----- GIVEN RECORDS -----
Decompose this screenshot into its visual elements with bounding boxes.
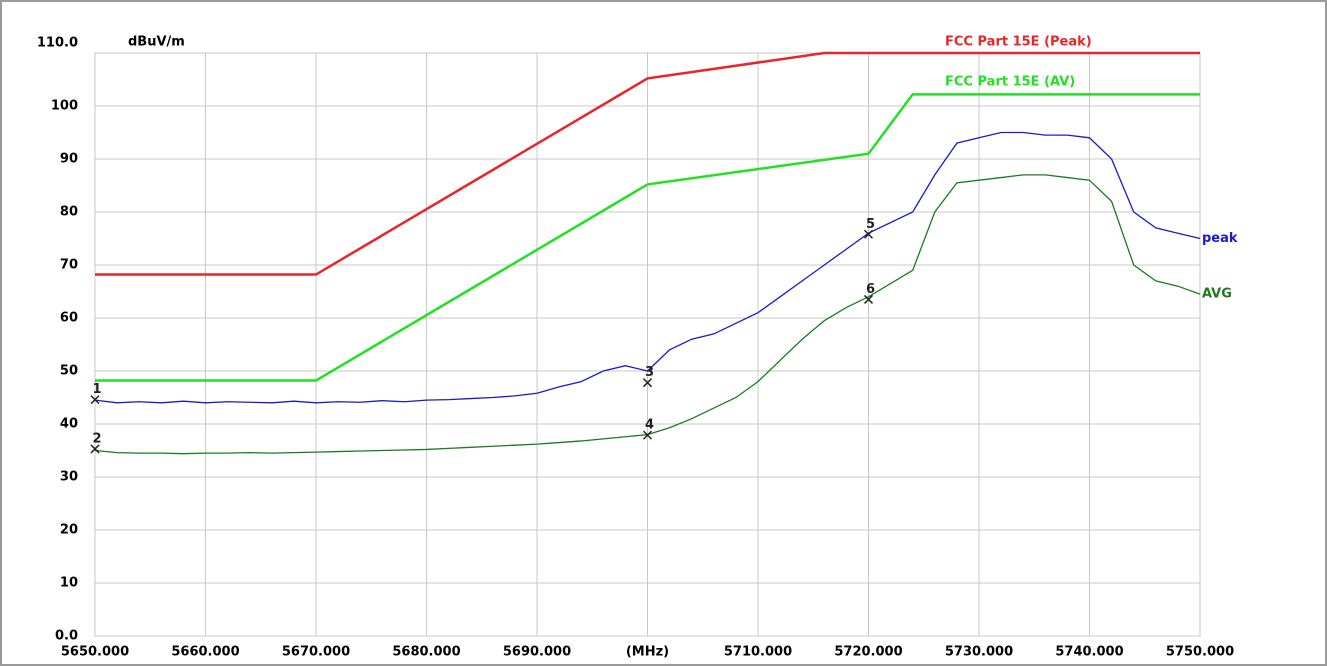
- series-line: [95, 93, 1200, 382]
- x-tick-label: 5660.000: [171, 645, 239, 660]
- x-tick-label: 5750.000: [1166, 645, 1234, 660]
- x-tick-label: 5710.000: [724, 645, 792, 660]
- y-unit: dBuV/m: [128, 35, 185, 50]
- marker-label: 5: [866, 217, 875, 232]
- y-tick-label: 50: [60, 364, 78, 379]
- x-tick-label: 5650.000: [61, 645, 129, 660]
- marker-label: 6: [866, 282, 875, 297]
- marker-label: 1: [92, 382, 101, 397]
- marker-label: 4: [645, 418, 654, 433]
- marker: [90, 395, 100, 405]
- x-tick-label: (MHz): [626, 645, 669, 660]
- marker: [863, 294, 874, 304]
- y-tick-label: 90: [60, 152, 78, 167]
- marker-label: 2: [92, 431, 101, 446]
- x-tick-label: 5670.000: [282, 645, 350, 660]
- series-label: FCC Part 15E (Peak): [945, 35, 1092, 50]
- y-tick-label: 110.0: [37, 36, 78, 51]
- y-tick-label: 80: [60, 205, 78, 220]
- x-tick-label: 5730.000: [945, 645, 1013, 660]
- y-tick-label: 30: [60, 470, 78, 485]
- marker: [90, 444, 100, 454]
- y-tick-label: 20: [60, 523, 78, 538]
- marker: [642, 430, 653, 440]
- series-label: FCC Part 15E (AV): [945, 75, 1075, 90]
- y-tick-label: 0.0: [55, 629, 78, 644]
- marker-label: 3: [645, 365, 654, 380]
- series-line: [94, 131, 1201, 404]
- series-label: AVG: [1202, 287, 1232, 302]
- y-tick-label: 40: [60, 417, 78, 432]
- x-tick-label: 5720.000: [834, 645, 902, 660]
- y-tick-label: 100: [51, 99, 78, 114]
- y-tick-label: 70: [60, 258, 78, 273]
- marker: [863, 229, 874, 239]
- series-label: peak: [1202, 231, 1238, 246]
- y-tick-label: 60: [60, 311, 78, 326]
- x-tick-label: 5740.000: [1055, 645, 1123, 660]
- series-line: [95, 51, 1200, 276]
- x-tick-label: 5690.000: [503, 645, 571, 660]
- marker: [642, 378, 653, 388]
- x-tick-label: 5680.000: [392, 645, 460, 660]
- y-tick-label: 10: [60, 576, 78, 591]
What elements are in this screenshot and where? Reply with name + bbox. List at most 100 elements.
-----
REQUIREMENT
Write out the data word for word, starting at the line that has "- series-line: [95, 93, 1200, 382]" and ending with the last line of the data, both included.

REPLY
- series-line: [95, 93, 1200, 382]
- x-tick-label: 5660.000: [171, 645, 239, 660]
- x-tick-label: 5750.000: [1166, 645, 1234, 660]
- x-tick-label: 5710.000: [724, 645, 792, 660]
- y-unit: dBuV/m: [128, 35, 185, 50]
- marker-label: 5: [866, 217, 875, 232]
- y-tick-label: 50: [60, 364, 78, 379]
- x-tick-label: 5650.000: [61, 645, 129, 660]
- marker-label: 6: [866, 282, 875, 297]
- marker-label: 1: [92, 382, 101, 397]
- marker-label: 4: [645, 418, 654, 433]
- marker: [90, 395, 100, 405]
- x-tick-label: (MHz): [626, 645, 669, 660]
- marker: [863, 294, 874, 304]
- y-tick-label: 90: [60, 152, 78, 167]
- marker-label: 2: [92, 431, 101, 446]
- x-tick-label: 5670.000: [282, 645, 350, 660]
- series-label: FCC Part 15E (Peak): [945, 35, 1092, 50]
- y-tick-label: 110.0: [37, 36, 78, 51]
- y-tick-label: 80: [60, 205, 78, 220]
- x-tick-label: 5730.000: [945, 645, 1013, 660]
- y-tick-label: 30: [60, 470, 78, 485]
- marker: [90, 444, 100, 454]
- y-tick-label: 20: [60, 523, 78, 538]
- marker: [642, 430, 653, 440]
- series-label: FCC Part 15E (AV): [945, 75, 1075, 90]
- y-tick-label: 0.0: [55, 629, 78, 644]
- marker-label: 3: [645, 365, 654, 380]
- series-line: [94, 131, 1201, 404]
- series-label: AVG: [1202, 287, 1232, 302]
- y-tick-label: 40: [60, 417, 78, 432]
- x-tick-label: 5720.000: [834, 645, 902, 660]
- y-tick-label: 100: [51, 99, 78, 114]
- y-tick-label: 70: [60, 258, 78, 273]
- marker: [863, 229, 874, 239]
- series-label: peak: [1202, 231, 1238, 246]
- y-tick-label: 60: [60, 311, 78, 326]
- x-tick-label: 5740.000: [1055, 645, 1123, 660]
- series-line: [95, 51, 1200, 276]
- x-tick-label: 5690.000: [503, 645, 571, 660]
- marker: [642, 378, 653, 388]
- x-tick-label: 5680.000: [392, 645, 460, 660]
- y-tick-label: 10: [60, 576, 78, 591]
What elements are in this screenshot and where? Reply with name + bbox. List at most 100 elements.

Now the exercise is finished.